──────── Given records
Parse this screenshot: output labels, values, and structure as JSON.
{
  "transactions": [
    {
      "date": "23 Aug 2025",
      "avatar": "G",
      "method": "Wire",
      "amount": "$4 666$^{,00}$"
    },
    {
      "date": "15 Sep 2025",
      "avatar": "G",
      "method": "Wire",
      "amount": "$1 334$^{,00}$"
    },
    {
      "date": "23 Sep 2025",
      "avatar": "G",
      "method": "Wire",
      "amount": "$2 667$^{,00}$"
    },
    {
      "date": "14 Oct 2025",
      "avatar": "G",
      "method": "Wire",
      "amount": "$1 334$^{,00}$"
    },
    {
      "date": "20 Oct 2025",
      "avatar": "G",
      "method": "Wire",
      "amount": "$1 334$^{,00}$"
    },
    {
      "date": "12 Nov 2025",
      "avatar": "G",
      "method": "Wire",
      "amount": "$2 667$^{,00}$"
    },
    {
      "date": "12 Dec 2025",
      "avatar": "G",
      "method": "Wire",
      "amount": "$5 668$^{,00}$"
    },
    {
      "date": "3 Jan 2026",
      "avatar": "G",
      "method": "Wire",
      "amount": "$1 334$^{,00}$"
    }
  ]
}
────────────────
**Task instructions:**
Quote every line of the data, word for word.

**The response:**
Parse this screenshot: output labels, values, and structure as JSON.
{
  "transactions": [
    {
      "date": "23 Aug 2025",
      "avatar": "G",
      "method": "Wire",
      "amount": "$4 666$^{,00}$"
    },
    {
      "date": "15 Sep 2025",
      "avatar": "G",
      "method": "Wire",
      "amount": "$1 334$^{,00}$"
    },
    {
      "date": "23 Sep 2025",
      "avatar": "G",
      "method": "Wire",
      "amount": "$2 667$^{,00}$"
    },
    {
      "date": "14 Oct 2025",
      "avatar": "G",
      "method": "Wire",
      "amount": "$1 334$^{,00}$"
    },
    {
      "date": "20 Oct 2025",
      "avatar": "G",
      "method": "Wire",
      "amount": "$1 334$^{,00}$"
    },
    {
      "date": "12 Nov 2025",
      "avatar": "G",
      "method": "Wire",
      "amount": "$2 667$^{,00}$"
    },
    {
      "date": "12 Dec 2025",
      "avatar": "G",
      "method": "Wire",
      "amount": "$5 668$^{,00}$"
    },
    {
      "date": "3 Jan 2026",
      "avatar": "G",
      "method": "Wire",
      "amount": "$1 334$^{,00}$"
    }
  ]
}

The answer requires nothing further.